DATA FOR THIS TASK.

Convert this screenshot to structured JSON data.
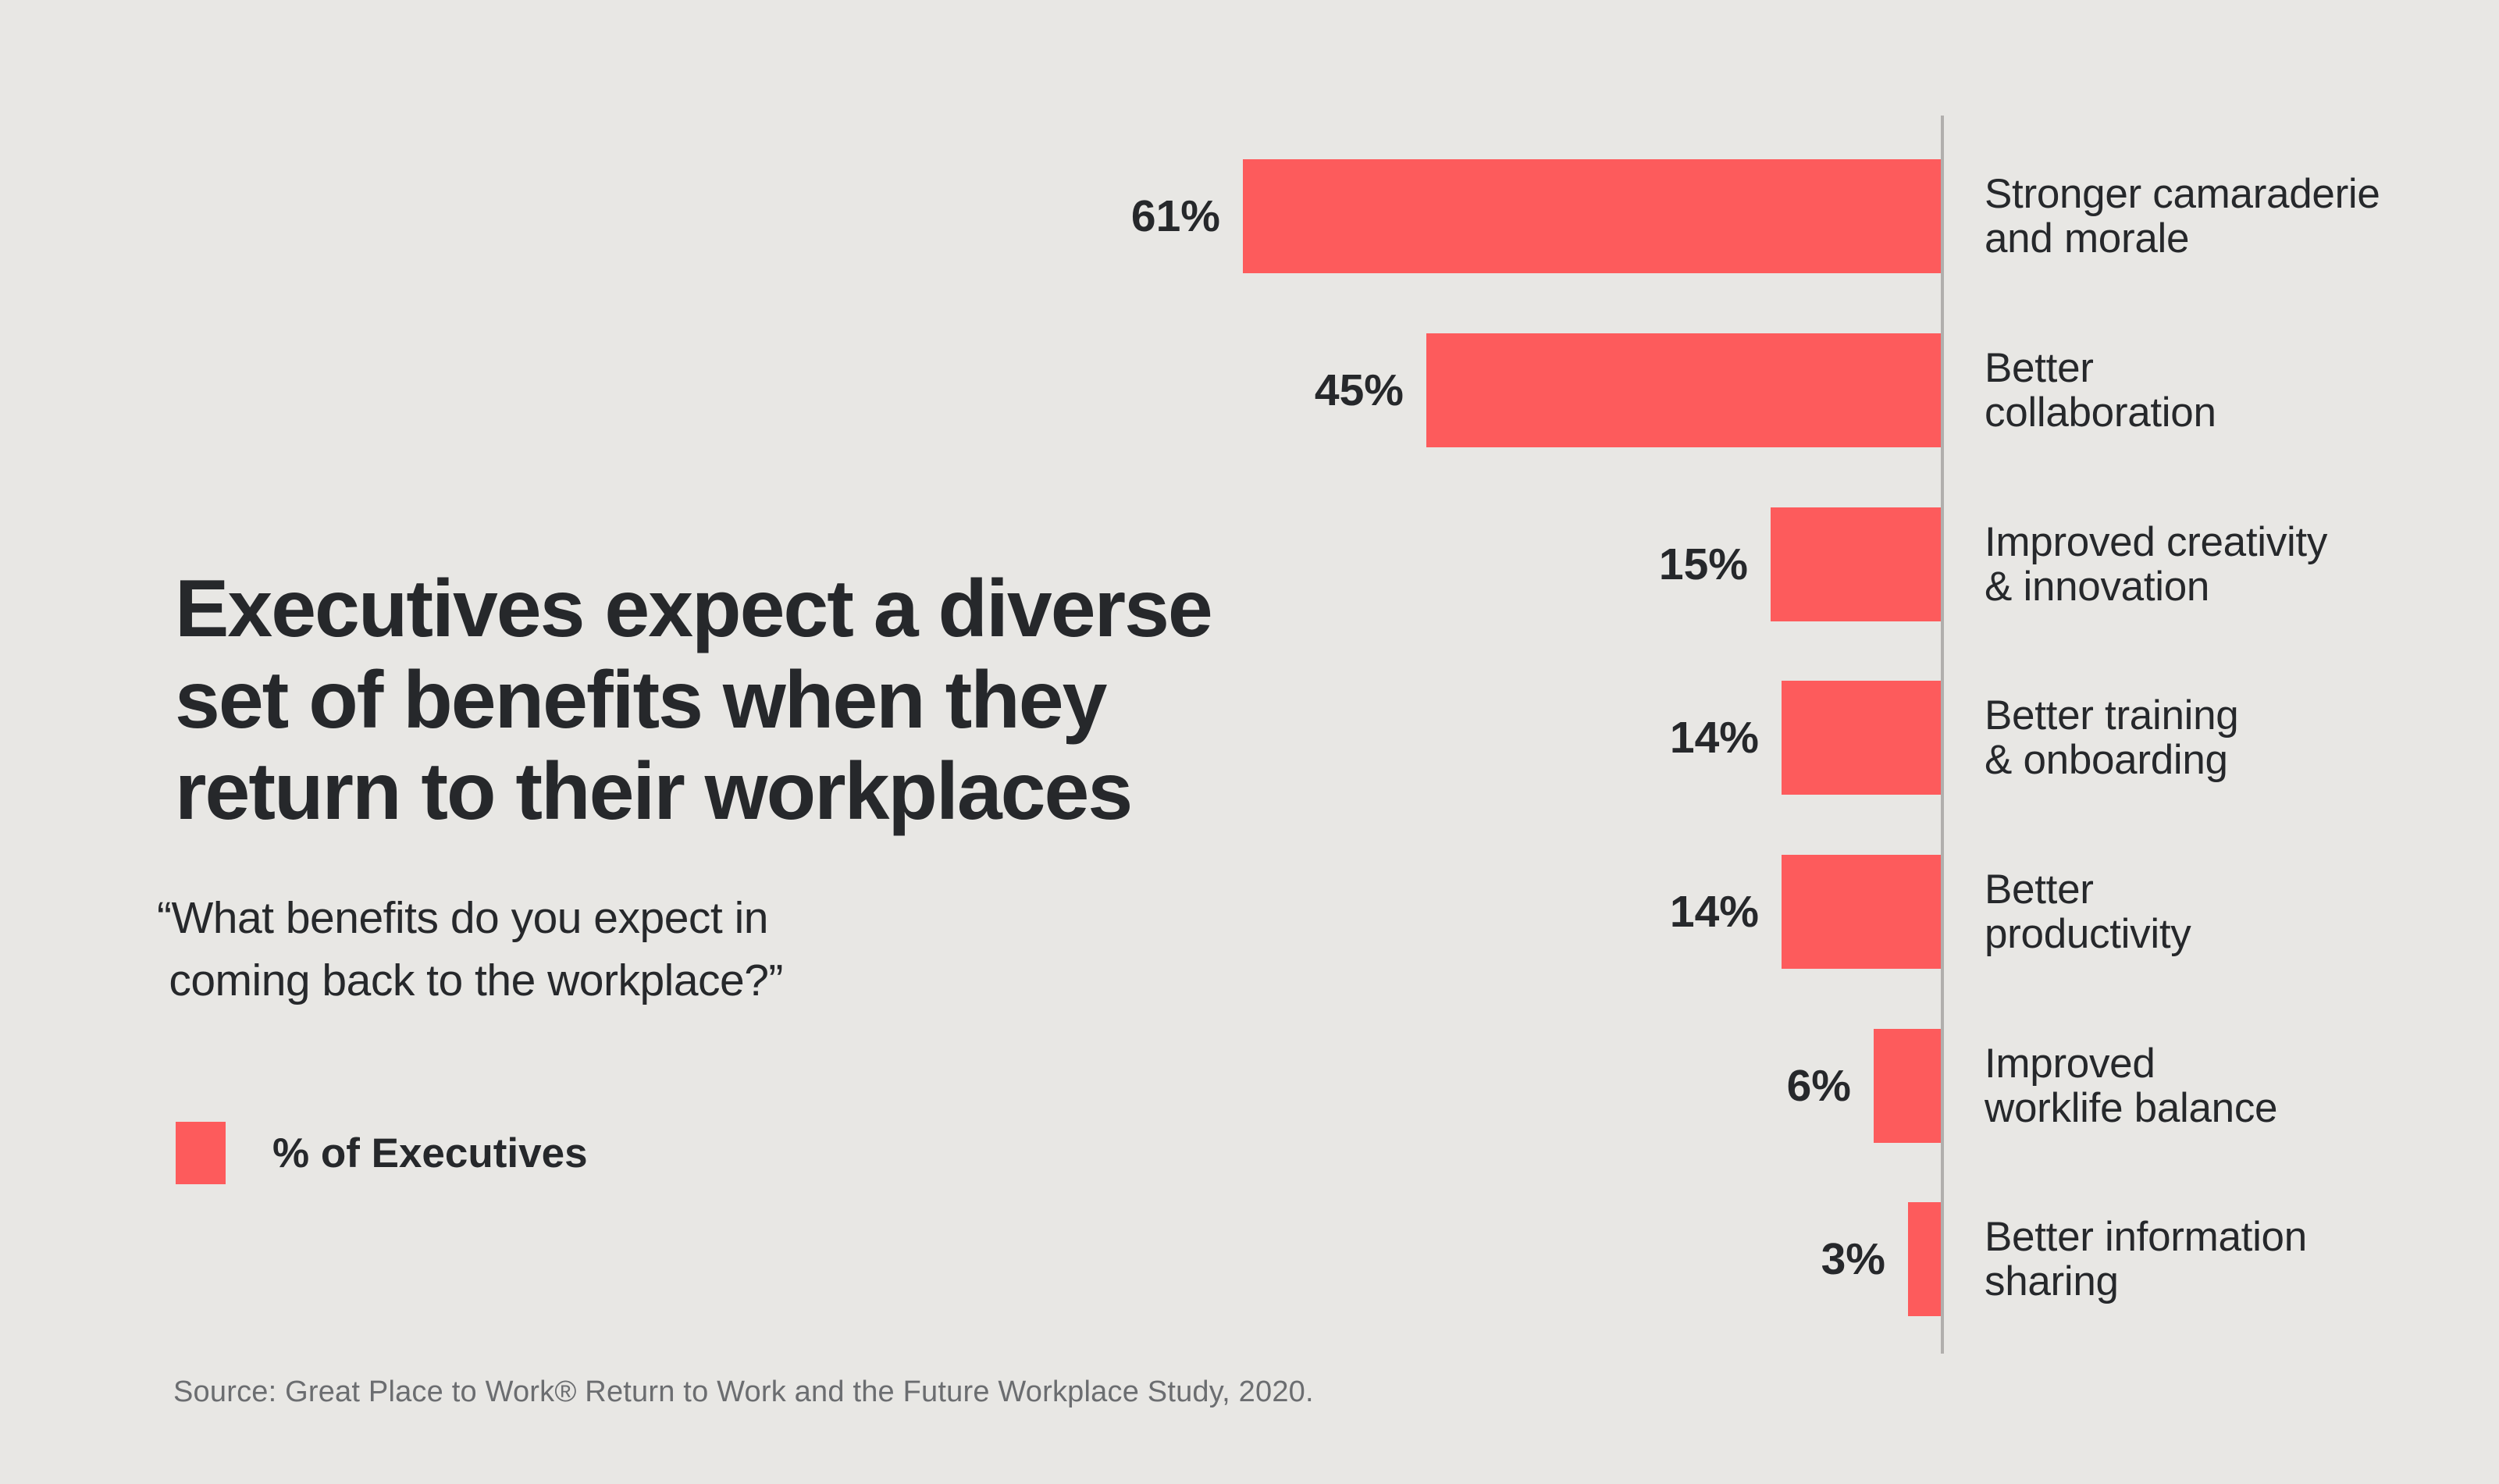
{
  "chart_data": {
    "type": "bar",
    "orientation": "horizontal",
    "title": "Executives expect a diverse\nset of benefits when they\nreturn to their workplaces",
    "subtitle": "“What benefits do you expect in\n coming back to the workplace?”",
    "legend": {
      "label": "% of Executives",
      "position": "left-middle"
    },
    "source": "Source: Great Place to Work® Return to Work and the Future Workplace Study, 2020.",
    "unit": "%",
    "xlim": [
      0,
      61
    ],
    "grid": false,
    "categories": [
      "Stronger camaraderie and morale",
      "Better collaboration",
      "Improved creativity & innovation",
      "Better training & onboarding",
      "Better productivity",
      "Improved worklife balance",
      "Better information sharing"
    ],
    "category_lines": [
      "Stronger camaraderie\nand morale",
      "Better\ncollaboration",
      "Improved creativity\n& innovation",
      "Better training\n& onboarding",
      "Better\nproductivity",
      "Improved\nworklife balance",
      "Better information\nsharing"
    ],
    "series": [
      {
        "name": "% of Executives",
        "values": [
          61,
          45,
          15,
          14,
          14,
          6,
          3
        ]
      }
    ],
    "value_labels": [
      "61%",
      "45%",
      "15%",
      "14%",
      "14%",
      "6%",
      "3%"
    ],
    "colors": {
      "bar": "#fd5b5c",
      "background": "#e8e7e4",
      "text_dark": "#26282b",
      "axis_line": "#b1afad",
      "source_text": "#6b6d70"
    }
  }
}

--

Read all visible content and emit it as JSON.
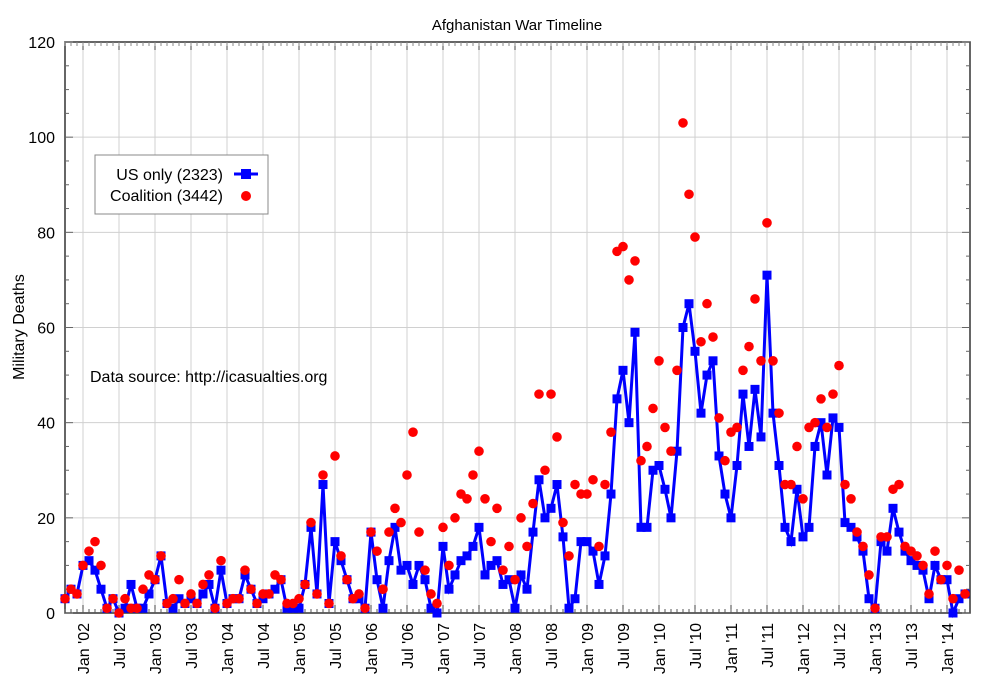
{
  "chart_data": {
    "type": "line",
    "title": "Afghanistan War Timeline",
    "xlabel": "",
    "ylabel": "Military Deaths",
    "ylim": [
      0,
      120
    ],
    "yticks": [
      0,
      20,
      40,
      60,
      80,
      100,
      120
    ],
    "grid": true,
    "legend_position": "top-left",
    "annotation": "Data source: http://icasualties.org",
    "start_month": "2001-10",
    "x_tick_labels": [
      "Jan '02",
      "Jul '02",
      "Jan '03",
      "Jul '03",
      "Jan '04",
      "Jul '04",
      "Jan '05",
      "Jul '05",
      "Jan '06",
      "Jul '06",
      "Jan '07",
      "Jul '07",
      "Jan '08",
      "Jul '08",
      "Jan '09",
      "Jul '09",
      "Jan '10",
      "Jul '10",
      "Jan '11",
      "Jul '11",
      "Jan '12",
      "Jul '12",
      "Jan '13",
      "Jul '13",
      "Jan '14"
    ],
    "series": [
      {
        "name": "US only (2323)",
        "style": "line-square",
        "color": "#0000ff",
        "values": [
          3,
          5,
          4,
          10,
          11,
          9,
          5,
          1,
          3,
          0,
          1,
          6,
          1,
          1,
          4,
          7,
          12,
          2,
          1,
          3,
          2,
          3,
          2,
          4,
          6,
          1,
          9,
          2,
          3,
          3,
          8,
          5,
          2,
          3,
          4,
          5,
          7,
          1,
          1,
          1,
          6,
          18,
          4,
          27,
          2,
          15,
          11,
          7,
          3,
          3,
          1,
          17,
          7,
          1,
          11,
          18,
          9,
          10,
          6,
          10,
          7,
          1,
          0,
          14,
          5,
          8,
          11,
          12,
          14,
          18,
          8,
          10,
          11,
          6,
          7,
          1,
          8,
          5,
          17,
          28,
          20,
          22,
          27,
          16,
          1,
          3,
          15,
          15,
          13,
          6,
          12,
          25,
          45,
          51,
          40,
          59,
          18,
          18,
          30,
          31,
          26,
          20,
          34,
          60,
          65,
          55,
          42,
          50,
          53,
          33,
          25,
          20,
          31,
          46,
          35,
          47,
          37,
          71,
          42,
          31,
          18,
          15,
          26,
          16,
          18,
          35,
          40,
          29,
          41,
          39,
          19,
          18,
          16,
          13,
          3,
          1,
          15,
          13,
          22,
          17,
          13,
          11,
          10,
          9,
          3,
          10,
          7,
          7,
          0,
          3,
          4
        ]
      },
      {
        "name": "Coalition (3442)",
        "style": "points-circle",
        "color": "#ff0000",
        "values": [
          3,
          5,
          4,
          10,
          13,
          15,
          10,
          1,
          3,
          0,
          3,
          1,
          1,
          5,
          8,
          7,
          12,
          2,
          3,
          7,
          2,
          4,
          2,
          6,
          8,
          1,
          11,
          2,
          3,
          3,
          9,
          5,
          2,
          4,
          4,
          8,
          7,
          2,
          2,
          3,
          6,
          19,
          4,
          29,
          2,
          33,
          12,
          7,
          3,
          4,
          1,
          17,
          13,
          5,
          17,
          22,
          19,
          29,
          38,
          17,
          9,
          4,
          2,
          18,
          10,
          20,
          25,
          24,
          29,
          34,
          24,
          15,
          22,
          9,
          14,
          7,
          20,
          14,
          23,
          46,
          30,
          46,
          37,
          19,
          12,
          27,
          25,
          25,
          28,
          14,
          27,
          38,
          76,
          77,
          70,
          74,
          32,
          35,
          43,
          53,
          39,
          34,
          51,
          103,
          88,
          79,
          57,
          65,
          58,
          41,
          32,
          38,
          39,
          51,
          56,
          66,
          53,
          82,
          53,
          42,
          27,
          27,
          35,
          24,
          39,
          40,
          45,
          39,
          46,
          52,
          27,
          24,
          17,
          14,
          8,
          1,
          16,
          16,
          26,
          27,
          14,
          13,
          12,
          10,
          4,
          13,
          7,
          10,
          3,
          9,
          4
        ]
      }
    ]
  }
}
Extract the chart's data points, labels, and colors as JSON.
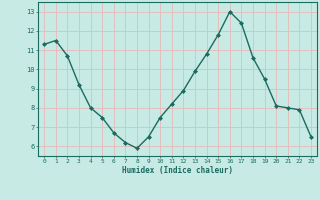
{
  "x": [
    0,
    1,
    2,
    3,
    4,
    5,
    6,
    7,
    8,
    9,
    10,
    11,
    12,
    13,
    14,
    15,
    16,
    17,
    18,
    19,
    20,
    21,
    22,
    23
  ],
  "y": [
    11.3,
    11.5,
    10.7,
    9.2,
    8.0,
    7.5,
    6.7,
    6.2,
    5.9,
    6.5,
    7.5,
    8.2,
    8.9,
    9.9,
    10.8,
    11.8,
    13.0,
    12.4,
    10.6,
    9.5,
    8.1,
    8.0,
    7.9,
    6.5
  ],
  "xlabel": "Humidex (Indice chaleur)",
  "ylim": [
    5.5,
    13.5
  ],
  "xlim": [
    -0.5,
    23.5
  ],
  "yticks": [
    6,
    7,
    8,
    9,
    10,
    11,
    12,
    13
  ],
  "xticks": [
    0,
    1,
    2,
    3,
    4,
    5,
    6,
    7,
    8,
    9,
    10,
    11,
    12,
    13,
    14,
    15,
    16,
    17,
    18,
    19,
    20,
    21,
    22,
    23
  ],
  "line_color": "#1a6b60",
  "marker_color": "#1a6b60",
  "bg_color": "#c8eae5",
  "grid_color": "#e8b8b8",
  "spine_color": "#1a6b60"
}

EXERCISE OBJECTIVE.
Only lines with "xlabel" are wanted here; list each of them.

RESULT.
    "xlabel": "",
  "xlabel": "Humidex (Indice chaleur)",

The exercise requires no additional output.